▶ _Task_:
In the entries below, find the lines that contain the word "content" and copy them.

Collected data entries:
## BEGIN
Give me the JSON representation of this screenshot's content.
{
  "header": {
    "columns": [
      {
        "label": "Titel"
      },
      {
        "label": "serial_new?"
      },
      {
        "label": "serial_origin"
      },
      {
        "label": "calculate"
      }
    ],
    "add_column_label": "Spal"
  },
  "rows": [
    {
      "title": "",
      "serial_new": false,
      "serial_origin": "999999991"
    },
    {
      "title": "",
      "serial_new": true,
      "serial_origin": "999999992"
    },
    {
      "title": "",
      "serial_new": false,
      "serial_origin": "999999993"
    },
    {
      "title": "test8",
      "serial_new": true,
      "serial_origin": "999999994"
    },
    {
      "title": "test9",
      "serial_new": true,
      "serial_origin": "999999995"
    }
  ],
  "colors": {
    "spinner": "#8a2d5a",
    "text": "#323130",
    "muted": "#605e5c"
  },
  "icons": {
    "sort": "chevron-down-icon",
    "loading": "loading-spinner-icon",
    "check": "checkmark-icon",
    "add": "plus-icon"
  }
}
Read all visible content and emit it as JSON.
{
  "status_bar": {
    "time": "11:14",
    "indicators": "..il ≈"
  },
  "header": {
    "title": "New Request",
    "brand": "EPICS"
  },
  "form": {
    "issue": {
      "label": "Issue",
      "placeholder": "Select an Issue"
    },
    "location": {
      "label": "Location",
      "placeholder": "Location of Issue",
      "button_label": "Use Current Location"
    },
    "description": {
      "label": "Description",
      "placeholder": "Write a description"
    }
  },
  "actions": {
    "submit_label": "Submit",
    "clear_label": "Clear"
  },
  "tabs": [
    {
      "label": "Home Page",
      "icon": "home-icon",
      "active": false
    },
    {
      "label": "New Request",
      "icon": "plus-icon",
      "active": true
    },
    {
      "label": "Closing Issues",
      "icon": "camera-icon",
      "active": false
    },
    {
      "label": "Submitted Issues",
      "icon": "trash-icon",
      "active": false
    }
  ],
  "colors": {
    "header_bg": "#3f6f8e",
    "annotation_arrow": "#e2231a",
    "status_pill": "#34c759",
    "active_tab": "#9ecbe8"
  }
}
## END
▶ _Response for this exercise_:
Give me the JSON representation of this screenshot's content.
Read all visible content and emit it as JSON.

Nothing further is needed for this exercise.